**YOUR GOAL:** Copy out the listing exactly.

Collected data

-=-=-=-=-

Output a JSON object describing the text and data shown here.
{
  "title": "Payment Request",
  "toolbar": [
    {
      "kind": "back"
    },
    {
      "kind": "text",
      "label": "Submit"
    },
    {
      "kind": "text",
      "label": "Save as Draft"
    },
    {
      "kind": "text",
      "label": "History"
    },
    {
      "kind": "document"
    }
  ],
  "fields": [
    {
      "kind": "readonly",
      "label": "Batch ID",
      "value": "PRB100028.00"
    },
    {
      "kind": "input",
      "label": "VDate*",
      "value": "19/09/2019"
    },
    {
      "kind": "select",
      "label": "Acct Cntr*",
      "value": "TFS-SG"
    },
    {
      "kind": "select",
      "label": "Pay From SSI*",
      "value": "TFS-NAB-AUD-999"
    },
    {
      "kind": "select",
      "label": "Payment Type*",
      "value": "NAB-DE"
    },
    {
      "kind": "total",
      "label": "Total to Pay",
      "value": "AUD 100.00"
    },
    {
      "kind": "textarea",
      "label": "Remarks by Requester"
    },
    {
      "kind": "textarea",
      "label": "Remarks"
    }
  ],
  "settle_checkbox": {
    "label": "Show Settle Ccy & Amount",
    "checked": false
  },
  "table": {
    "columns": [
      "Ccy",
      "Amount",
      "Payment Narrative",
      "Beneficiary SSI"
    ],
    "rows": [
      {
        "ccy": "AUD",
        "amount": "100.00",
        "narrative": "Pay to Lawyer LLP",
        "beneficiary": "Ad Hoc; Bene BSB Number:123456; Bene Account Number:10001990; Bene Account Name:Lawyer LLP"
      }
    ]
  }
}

-=-=-=-=-

**TASK SOLUTION:**
Output a JSON object describing the text and data shown here.
{
  "title": "Payment Request",
  "toolbar": [
    {
      "kind": "back"
    },
    {
      "kind": "text",
      "label": "Submit"
    },
    {
      "kind": "text",
      "label": "Save as Draft"
    },
    {
      "kind": "text",
      "label": "History"
    },
    {
      "kind": "document"
    }
  ],
  "fields": [
    {
      "kind": "readonly",
      "label": "Batch ID",
      "value": "PRB100028.00"
    },
    {
      "kind": "input",
      "label": "VDate*",
      "value": "19/09/2019"
    },
    {
      "kind": "select",
      "label": "Acct Cntr*",
      "value": "TFS-SG"
    },
    {
      "kind": "select",
      "label": "Pay From SSI*",
      "value": "TFS-NAB-AUD-999"
    },
    {
      "kind": "select",
      "label": "Payment Type*",
      "value": "NAB-DE"
    },
    {
      "kind": "total",
      "label": "Total to Pay",
      "value": "AUD 100.00"
    },
    {
      "kind": "textarea",
      "label": "Remarks by Requester"
    },
    {
      "kind": "textarea",
      "label": "Remarks"
    }
  ],
  "settle_checkbox": {
    "label": "Show Settle Ccy & Amount",
    "checked": false
  },
  "table": {
    "columns": [
      "Ccy",
      "Amount",
      "Payment Narrative",
      "Beneficiary SSI"
    ],
    "rows": [
      {
        "ccy": "AUD",
        "amount": "100.00",
        "narrative": "Pay to Lawyer LLP",
        "beneficiary": "Ad Hoc; Bene BSB Number:123456; Bene Account Number:10001990; Bene Account Name:Lawyer LLP"
      }
    ]
  }
}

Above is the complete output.